■ **Exercise details**
Take every line where the string "content" appears and copy it.

■ **Material provided**

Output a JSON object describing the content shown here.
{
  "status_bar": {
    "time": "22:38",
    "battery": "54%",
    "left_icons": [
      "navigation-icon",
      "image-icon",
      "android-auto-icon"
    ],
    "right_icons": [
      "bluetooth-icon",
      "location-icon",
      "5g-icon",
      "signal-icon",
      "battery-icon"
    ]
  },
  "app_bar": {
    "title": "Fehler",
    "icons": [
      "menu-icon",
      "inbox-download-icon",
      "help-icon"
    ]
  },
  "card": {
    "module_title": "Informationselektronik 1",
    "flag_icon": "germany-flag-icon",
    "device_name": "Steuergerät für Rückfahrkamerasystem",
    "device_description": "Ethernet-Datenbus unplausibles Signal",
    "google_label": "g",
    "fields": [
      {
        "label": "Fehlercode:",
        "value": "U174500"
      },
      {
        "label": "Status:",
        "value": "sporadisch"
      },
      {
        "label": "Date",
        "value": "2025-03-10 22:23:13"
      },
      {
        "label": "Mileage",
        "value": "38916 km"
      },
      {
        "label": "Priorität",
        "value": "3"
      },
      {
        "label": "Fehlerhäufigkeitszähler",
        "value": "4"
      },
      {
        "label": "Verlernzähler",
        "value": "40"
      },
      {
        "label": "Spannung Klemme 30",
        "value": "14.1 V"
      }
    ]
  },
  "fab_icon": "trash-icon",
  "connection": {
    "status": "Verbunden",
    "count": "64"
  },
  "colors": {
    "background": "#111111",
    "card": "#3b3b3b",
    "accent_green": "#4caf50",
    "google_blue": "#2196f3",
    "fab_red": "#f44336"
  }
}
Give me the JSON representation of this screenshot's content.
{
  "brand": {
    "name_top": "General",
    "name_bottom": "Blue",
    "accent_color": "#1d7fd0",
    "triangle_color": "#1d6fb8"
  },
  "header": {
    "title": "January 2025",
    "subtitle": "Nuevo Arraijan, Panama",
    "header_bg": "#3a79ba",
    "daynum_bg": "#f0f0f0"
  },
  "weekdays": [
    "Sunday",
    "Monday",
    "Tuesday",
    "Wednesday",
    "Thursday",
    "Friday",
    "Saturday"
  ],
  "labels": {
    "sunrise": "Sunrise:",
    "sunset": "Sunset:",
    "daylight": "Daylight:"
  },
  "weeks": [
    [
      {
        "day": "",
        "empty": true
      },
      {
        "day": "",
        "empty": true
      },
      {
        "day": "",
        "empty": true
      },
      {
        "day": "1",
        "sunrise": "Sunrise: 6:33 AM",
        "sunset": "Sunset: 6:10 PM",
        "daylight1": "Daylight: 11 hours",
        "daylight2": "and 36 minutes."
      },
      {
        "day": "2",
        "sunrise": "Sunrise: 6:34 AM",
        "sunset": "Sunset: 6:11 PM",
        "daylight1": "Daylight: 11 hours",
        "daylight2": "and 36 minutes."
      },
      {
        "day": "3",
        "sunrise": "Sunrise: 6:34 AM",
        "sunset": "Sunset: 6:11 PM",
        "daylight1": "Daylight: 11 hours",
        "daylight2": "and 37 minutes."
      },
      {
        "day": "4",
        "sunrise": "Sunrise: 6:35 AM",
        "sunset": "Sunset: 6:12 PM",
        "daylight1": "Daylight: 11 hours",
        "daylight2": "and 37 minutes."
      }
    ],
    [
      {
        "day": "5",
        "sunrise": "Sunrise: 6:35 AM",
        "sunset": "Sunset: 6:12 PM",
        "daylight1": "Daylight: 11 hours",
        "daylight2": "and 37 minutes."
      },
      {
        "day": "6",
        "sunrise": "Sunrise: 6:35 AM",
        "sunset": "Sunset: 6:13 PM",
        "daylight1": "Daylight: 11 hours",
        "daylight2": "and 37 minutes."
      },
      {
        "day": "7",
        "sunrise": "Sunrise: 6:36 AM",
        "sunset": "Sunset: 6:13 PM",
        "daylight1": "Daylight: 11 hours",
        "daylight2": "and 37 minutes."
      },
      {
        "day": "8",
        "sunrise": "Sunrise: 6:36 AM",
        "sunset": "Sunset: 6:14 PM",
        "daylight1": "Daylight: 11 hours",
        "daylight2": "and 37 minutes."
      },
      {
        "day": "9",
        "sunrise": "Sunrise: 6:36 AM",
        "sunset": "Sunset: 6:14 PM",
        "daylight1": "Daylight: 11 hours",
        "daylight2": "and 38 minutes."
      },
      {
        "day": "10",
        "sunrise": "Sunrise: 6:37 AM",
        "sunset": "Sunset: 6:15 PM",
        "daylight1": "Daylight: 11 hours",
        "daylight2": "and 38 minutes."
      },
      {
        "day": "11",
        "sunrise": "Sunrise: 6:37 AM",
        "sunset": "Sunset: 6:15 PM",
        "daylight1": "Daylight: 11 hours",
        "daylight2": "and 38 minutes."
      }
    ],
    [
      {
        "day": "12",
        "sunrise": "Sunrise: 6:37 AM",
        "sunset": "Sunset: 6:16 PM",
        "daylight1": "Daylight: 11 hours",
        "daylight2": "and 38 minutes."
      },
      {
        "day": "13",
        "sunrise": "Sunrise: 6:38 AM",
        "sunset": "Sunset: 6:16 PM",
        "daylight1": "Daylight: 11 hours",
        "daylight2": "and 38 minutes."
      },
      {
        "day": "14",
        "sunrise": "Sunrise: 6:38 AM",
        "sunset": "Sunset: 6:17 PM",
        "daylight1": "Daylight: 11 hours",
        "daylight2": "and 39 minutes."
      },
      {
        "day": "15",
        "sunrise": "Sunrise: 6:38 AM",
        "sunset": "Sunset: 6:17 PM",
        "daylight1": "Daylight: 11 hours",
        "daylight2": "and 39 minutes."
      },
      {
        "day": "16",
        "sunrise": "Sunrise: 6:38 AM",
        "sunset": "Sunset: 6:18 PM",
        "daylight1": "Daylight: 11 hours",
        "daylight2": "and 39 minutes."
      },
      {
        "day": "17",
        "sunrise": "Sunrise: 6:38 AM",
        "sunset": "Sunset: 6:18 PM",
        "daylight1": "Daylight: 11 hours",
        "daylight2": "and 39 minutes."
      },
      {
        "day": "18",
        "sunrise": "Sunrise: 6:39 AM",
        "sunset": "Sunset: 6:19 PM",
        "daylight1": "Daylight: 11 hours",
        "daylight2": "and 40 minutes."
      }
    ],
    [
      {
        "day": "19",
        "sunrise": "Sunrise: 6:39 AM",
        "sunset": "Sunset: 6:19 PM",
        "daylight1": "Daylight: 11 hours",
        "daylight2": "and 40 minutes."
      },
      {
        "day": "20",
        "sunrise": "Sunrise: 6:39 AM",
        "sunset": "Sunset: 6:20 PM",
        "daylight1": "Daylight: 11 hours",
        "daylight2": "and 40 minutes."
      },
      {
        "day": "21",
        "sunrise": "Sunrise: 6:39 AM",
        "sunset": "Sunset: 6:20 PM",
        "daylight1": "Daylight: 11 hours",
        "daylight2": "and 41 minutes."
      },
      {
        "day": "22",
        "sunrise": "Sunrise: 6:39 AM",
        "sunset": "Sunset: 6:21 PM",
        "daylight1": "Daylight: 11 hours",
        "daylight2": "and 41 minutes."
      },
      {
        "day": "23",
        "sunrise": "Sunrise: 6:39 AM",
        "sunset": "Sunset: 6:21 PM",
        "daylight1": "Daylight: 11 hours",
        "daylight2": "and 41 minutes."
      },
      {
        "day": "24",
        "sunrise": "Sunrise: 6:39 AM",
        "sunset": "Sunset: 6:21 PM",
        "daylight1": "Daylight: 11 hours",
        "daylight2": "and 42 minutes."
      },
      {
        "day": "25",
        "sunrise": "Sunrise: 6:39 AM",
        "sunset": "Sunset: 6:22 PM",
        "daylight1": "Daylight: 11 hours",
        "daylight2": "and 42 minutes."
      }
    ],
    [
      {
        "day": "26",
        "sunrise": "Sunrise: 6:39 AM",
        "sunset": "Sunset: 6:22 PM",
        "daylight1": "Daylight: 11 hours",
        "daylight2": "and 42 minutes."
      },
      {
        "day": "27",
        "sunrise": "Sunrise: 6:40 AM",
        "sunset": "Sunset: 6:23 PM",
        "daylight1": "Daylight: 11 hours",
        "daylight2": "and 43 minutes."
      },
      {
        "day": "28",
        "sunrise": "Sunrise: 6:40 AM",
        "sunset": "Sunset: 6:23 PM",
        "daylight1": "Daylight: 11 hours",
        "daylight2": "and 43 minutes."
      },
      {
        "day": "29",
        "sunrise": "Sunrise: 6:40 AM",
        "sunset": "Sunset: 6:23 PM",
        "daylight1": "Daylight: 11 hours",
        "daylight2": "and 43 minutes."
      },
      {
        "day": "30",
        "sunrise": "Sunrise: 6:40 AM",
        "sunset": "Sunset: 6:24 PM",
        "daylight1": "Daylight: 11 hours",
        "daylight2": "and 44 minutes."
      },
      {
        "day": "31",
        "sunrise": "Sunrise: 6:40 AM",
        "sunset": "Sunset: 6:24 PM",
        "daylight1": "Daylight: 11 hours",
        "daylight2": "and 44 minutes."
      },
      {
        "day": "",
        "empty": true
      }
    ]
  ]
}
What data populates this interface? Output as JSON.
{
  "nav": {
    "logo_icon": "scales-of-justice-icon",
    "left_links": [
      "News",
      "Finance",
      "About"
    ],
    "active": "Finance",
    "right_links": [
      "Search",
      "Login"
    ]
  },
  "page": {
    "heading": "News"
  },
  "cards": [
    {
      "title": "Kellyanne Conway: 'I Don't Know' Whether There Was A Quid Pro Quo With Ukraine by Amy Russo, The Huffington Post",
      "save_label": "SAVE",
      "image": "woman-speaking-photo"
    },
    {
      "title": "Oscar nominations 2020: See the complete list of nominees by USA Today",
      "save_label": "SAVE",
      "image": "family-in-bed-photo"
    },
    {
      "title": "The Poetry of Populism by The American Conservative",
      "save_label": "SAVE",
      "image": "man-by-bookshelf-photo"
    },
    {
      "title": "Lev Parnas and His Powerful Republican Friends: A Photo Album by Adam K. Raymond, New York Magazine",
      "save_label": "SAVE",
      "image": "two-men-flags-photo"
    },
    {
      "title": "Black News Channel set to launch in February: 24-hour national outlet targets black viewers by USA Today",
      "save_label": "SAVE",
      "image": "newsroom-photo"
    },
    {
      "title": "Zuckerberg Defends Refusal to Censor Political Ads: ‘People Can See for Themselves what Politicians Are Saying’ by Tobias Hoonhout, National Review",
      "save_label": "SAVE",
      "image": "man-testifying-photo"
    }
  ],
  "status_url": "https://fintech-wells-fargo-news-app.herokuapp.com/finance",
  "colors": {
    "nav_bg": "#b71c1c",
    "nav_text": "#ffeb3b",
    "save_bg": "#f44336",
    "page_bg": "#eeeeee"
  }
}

■ **The result**
Output a JSON object describing the content shown here.
Give me the JSON representation of this screenshot's content.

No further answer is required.